BEGIN RECORDS FOR THE EXERCISE
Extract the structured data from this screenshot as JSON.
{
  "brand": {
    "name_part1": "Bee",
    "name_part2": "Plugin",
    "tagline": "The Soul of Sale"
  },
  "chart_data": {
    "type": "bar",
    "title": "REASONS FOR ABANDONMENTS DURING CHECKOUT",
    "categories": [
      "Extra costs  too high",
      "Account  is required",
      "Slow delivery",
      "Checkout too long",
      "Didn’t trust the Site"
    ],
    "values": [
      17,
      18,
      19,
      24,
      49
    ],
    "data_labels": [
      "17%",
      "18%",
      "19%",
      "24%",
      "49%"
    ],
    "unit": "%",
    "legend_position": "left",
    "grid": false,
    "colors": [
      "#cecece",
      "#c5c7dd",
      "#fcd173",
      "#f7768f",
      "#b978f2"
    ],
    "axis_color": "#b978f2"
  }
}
END RECORDS FOR THE EXERCISE
▶ DO THIS: Copy the entries above exactly, leaving none out.

▶ SOLUTION:
Extract the structured data from this screenshot as JSON.
{
  "brand": {
    "name_part1": "Bee",
    "name_part2": "Plugin",
    "tagline": "The Soul of Sale"
  },
  "chart_data": {
    "type": "bar",
    "title": "REASONS FOR ABANDONMENTS DURING CHECKOUT",
    "categories": [
      "Extra costs  too high",
      "Account  is required",
      "Slow delivery",
      "Checkout too long",
      "Didn’t trust the Site"
    ],
    "values": [
      17,
      18,
      19,
      24,
      49
    ],
    "data_labels": [
      "17%",
      "18%",
      "19%",
      "24%",
      "49%"
    ],
    "unit": "%",
    "legend_position": "left",
    "grid": false,
    "colors": [
      "#cecece",
      "#c5c7dd",
      "#fcd173",
      "#f7768f",
      "#b978f2"
    ],
    "axis_color": "#b978f2"
  }
}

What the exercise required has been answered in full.